Source
• • • • •

Zephyrnet Logo

Comparing Natural Language Processing Techniques: RNNs, Transformers, BERT – KDnuggets

Date:

Comparing Natural Language Processing Techniques: RNNs, Transformers, BERT
Image by Freepik
 

Natural Language Processing, or NLP, is a field within artificial intelligence for machines to have the ability to understand textual data. NLP research has existed for a long time, but only recently has it become more prominent with the introduction of big data and higher computational processing power. 

With the NLP field becoming bigger, many researchers would try to improve the machine’s capability to understand the textual data better. Through much progress, many techniques are proposed and applied in the NLP field.

This article will compare various techniques for processing text data in the NLP field. This article will focus on discussing RNN, Transformers, and BERT because it’s the one that is often used in research. Let’s get into it.

Recurrent Neural Network or RNN was developed in 1980 but only recently gained attraction in the NLP field. RNN is a particular type within the neural network family used for sequential data or data that can’t be independent of each other. Sequential data examples are time series, audio, or text sentence data, basically any kind of data with meaningful order.

RNNs are different from regular feed-forward neural networks as they process information differently. In the normal feed-forward, the information is processed following the layers. However,  RNN is using a loop cycle on the information input as consideration. To understand the differences, let’s see the image below.

 

Comparing Natural Language Processing Techniques: RNNs, Transformers, BERT
Image by Author
 

As you can see, the RNNs model implements a loop cycle during the information processing. RNNs would consider the current and previous data input when processing this information. That’s why the model is suitable for any type of sequential data.

If we take an example in the text data, imagine we have the sentence “I wake up at 7 AM”, and we have the word as input. In the feed-forward neural network, when we reach the word “up,” the model would already forget the words “I,” “wake,” and “up.” However, RNNs would use every output for each word and loop them back so the model would not forget.

In the NLP field, RNNs are often used in many textual applications, such as text classification and generation. It’s often used in word-level applications such as Part of Speech tagging, next-word generation, etc. 

Looking at the RNNs more in-depth on the textual data, there are many types of RNNs. For example, the below image is the many-to-many types.
 

Comparing Natural Language Processing Techniques: RNNs, Transformers, BERT
Image by Author
 

Looking at the image above, we can see that the output for each step (time-step in RNN) is processed one step at a time, and every iteration always considers the previous information.

• • • • •

Material shown

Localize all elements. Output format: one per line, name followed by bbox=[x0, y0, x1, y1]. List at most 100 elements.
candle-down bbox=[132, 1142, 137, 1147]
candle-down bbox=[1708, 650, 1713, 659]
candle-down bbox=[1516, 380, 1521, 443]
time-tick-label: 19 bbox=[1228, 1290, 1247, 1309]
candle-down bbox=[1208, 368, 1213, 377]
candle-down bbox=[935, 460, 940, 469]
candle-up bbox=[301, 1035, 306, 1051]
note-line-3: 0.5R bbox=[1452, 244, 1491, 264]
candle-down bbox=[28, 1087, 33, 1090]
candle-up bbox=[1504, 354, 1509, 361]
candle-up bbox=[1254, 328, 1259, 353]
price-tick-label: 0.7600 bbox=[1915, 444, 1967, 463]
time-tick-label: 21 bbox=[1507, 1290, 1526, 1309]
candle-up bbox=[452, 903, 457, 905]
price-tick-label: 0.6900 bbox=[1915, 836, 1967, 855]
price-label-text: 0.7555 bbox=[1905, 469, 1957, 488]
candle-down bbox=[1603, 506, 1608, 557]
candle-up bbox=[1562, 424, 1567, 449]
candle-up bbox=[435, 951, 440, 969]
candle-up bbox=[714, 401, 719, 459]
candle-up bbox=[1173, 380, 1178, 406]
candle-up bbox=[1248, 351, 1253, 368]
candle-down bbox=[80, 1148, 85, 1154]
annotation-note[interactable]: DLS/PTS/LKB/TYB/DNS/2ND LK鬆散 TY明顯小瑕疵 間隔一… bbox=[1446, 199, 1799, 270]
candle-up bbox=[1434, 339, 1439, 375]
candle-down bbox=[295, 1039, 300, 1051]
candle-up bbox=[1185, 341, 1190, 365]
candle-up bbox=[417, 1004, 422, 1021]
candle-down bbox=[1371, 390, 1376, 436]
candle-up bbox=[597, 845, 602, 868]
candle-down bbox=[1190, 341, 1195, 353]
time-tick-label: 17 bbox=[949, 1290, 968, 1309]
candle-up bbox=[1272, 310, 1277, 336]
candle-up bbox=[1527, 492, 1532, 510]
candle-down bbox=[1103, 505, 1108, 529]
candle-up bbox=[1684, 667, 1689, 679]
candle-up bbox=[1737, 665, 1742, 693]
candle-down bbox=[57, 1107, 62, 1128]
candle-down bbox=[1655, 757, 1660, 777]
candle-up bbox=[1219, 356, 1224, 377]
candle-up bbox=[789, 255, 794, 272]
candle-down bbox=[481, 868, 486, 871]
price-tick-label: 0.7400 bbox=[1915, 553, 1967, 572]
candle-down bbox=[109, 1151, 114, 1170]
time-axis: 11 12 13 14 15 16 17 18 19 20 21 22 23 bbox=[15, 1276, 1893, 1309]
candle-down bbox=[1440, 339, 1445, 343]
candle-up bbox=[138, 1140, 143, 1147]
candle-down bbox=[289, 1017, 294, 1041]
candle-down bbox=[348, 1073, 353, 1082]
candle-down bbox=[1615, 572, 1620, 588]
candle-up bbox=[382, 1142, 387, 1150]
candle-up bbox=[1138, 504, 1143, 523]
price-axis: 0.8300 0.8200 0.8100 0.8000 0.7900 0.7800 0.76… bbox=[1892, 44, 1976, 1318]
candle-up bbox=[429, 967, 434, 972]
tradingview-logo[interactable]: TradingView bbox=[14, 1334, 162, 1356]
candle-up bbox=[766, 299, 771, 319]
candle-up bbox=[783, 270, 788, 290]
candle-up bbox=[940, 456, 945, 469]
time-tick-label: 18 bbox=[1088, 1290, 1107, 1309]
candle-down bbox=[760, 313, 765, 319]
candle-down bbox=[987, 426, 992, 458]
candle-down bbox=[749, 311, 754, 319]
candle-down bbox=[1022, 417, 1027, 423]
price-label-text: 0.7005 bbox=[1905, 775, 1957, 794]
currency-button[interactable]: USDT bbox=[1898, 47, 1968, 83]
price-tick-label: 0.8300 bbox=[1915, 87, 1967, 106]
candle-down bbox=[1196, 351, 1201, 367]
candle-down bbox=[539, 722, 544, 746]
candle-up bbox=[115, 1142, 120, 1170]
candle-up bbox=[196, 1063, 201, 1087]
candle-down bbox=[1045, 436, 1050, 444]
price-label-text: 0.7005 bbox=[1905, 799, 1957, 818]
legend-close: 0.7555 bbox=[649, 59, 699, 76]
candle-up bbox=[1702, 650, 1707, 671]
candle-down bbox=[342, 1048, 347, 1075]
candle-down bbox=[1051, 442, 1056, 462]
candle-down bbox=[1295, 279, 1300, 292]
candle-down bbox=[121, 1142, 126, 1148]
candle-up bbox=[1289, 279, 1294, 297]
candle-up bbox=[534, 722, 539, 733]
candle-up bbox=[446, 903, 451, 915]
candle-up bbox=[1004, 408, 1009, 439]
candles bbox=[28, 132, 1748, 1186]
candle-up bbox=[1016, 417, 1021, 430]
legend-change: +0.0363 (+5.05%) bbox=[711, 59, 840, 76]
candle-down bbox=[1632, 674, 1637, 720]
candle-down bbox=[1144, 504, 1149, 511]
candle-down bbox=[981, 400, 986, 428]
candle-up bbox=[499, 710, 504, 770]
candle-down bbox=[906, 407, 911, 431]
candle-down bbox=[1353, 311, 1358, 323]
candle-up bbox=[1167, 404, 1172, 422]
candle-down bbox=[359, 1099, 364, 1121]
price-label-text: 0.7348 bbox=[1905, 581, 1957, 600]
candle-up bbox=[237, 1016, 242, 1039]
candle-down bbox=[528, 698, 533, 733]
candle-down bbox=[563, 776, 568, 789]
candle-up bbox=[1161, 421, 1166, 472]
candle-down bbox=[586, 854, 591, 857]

• • • • •

Exercise set
A. Answer these from the NLP article, each on its own line:
(i) In what year was the Recurrent Neural Network developed?
(ii) What three kinds of sequential data does the article give as examples?
(iii) Which two word-level applications of RNNs are named?
B. Summarize the NLP article in two sentences.
C. Copy everything in the NLP article from "In the NLP field, RNNs" down to "the previous information.".

Solved tasks
A.
(i) 1980
(ii) Time series, audio, and text sentence data
(iii) Part of Speech tagging and next-word generation

B. The NLP article describes natural language processing as an artificial intelligence field for helping machines understand text and sets out to compare RNNs, Transformers, and BERT. It explains that RNNs, unlike feed-forward networks, loop previous inputs back into their processing, which suits them to sequential data and to tasks such as text classification and generation.

C.
In the NLP field, RNNs are often used in many textual applications, such as text classification and generation. It’s often used in word-level applications such as Part of Speech tagging, next-word generation, etc. 

Looking at the RNNs more in-depth on the textual data, there are many types of RNNs. For example, the below image is the many-to-many types.
 

Comparing Natural Language Processing Techniques: RNNs, Transformers, BERT
Image by Author
 

Looking at the image above, we can see that the output for each step (time-step in RNN) is processed one step at a time, and every iteration always considers the previous information.